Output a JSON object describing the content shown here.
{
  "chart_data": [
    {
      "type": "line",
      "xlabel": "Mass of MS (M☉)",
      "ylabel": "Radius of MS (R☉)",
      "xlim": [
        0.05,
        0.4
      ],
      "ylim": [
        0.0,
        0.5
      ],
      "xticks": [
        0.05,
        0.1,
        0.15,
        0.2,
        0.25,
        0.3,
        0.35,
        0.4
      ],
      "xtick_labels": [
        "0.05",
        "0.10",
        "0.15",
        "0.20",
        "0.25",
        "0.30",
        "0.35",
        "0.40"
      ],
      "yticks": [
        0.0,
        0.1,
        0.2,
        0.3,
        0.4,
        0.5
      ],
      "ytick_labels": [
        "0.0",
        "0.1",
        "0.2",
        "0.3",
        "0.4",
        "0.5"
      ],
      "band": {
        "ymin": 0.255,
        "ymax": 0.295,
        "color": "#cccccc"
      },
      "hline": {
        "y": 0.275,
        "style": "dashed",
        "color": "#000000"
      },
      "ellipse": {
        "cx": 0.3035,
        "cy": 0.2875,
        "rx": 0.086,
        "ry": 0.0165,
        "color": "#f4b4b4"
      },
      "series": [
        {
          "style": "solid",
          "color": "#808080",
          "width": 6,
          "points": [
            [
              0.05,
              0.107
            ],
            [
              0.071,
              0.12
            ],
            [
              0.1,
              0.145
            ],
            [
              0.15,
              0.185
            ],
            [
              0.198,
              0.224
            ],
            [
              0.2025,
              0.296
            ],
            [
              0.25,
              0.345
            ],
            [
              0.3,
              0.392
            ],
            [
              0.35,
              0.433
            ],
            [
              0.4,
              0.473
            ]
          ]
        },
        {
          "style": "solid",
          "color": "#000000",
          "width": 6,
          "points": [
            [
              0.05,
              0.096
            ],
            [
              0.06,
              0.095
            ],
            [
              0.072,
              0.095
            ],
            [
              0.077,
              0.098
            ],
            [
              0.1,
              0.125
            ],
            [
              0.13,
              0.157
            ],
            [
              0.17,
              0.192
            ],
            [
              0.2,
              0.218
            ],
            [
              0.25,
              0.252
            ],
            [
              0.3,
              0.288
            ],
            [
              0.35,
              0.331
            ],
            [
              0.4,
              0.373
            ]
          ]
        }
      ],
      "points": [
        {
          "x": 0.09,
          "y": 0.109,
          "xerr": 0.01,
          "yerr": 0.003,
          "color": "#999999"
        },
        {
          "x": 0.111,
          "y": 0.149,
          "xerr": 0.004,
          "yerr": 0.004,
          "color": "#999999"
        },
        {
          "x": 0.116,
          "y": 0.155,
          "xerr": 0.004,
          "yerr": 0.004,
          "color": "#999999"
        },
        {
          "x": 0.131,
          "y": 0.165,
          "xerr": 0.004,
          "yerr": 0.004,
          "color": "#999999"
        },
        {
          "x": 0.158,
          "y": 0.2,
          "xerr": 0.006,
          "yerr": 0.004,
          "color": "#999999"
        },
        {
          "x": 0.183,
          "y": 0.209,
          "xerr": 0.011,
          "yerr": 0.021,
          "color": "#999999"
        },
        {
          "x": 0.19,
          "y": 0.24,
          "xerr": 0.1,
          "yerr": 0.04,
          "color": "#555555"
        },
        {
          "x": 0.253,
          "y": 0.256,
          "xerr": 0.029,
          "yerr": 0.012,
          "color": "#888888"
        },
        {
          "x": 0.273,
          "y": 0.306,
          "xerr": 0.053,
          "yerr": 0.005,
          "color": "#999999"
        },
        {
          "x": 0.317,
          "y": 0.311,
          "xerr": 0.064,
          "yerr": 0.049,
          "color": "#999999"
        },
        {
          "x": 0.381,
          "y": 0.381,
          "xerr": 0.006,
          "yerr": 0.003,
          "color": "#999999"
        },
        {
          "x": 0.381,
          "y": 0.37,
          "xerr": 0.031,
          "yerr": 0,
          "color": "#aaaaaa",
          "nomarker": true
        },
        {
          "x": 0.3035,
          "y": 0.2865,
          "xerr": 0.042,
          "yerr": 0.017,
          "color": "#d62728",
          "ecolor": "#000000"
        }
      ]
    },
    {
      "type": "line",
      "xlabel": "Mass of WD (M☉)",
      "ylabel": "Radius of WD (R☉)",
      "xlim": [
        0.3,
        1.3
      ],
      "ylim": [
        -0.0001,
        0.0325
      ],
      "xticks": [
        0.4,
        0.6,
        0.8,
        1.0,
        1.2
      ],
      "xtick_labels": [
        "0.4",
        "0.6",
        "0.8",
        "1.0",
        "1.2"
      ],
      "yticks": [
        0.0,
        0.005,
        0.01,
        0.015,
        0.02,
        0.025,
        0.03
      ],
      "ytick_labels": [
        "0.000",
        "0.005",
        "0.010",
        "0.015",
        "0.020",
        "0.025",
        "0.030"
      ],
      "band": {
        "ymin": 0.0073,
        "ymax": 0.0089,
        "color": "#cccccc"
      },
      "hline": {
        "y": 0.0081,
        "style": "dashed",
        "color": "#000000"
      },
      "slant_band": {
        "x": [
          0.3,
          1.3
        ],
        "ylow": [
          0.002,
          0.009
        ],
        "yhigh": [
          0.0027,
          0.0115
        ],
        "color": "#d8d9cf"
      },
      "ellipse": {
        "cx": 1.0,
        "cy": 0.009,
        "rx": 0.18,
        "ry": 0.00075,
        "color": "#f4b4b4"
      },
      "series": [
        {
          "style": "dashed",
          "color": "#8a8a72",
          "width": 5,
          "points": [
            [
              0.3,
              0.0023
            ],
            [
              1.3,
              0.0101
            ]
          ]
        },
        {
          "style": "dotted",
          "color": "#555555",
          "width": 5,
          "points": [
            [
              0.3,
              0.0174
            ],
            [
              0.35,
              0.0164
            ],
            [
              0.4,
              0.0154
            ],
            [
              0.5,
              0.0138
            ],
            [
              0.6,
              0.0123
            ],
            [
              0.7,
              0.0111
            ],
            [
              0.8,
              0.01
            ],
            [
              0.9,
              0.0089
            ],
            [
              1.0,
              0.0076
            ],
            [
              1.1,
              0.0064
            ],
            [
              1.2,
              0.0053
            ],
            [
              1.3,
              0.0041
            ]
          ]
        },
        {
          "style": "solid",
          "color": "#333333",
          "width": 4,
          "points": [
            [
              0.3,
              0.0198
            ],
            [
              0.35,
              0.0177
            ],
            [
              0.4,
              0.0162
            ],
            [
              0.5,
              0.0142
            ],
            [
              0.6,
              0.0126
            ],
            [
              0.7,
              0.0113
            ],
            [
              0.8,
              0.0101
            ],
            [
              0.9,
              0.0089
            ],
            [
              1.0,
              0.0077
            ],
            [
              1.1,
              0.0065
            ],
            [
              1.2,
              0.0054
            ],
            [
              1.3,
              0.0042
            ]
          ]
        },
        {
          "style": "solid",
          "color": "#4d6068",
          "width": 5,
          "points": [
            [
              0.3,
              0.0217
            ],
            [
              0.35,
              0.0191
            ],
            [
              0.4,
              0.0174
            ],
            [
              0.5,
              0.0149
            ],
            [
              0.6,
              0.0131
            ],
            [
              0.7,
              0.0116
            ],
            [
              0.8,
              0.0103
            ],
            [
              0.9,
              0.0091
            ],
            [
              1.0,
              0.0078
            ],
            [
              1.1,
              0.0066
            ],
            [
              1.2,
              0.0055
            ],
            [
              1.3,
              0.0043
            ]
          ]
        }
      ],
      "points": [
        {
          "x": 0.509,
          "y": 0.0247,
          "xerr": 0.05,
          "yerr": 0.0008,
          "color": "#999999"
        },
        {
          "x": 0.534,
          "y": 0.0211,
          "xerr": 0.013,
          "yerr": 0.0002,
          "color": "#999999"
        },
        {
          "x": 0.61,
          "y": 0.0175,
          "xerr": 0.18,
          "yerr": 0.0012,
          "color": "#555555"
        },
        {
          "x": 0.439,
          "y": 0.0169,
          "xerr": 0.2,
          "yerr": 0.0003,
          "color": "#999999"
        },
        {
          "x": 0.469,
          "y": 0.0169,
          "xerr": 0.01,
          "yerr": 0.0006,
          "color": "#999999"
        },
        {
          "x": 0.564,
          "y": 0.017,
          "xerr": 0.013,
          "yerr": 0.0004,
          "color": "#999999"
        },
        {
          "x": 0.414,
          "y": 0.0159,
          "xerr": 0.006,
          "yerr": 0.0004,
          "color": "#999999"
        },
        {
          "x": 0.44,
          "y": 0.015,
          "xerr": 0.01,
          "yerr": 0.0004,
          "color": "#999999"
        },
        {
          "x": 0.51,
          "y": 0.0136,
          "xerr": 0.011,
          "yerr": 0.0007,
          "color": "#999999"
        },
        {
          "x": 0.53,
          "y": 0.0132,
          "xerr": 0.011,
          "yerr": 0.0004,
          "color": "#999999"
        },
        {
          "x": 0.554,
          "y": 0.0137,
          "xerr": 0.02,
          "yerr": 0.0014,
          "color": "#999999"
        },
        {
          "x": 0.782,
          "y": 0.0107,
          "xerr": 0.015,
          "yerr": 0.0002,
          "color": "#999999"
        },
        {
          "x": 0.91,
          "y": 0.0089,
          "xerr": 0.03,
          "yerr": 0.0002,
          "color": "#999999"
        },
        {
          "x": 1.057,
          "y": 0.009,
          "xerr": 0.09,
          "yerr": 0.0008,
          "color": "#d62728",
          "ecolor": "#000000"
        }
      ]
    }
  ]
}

====

### Directions for this task
Report all lines of the material that contain the word "Mass".

### Solution to this task
      "xlabel": "Mass of MS (M☉)",
      "xlabel": "Mass of WD (M☉)",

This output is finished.